● Prompt: Read the data and repeat all of it exactly.

[Collection entries]
────────────────
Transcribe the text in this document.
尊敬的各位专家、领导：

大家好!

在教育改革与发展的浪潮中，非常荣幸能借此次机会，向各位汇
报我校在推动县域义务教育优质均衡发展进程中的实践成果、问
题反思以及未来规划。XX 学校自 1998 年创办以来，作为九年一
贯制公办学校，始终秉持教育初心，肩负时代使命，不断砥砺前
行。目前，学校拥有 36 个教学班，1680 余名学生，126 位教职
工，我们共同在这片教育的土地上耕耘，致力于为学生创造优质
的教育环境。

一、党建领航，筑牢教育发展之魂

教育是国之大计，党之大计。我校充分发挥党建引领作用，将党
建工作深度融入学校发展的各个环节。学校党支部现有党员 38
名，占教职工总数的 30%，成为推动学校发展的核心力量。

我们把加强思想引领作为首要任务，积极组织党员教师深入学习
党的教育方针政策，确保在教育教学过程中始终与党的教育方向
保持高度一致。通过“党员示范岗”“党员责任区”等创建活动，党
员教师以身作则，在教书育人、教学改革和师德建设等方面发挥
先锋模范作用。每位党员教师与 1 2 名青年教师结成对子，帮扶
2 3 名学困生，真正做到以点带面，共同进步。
────────────────
● Finished exercise:
Transcribe the text in this document.
尊敬的各位专家、领导：

大家好!

在教育改革与发展的浪潮中，非常荣幸能借此次机会，向各位汇
报我校在推动县域义务教育优质均衡发展进程中的实践成果、问
题反思以及未来规划。XX 学校自 1998 年创办以来，作为九年一
贯制公办学校，始终秉持教育初心，肩负时代使命，不断砥砺前
行。目前，学校拥有 36 个教学班，1680 余名学生，126 位教职
工，我们共同在这片教育的土地上耕耘，致力于为学生创造优质
的教育环境。

一、党建领航，筑牢教育发展之魂

教育是国之大计，党之大计。我校充分发挥党建引领作用，将党
建工作深度融入学校发展的各个环节。学校党支部现有党员 38
名，占教职工总数的 30%，成为推动学校发展的核心力量。

我们把加强思想引领作为首要任务，积极组织党员教师深入学习
党的教育方针政策，确保在教育教学过程中始终与党的教育方向
保持高度一致。通过“党员示范岗”“党员责任区”等创建活动，党
员教师以身作则，在教书育人、教学改革和师德建设等方面发挥
先锋模范作用。每位党员教师与 1 2 名青年教师结成对子，帮扶
2 3 名学困生，真正做到以点带面，共同进步。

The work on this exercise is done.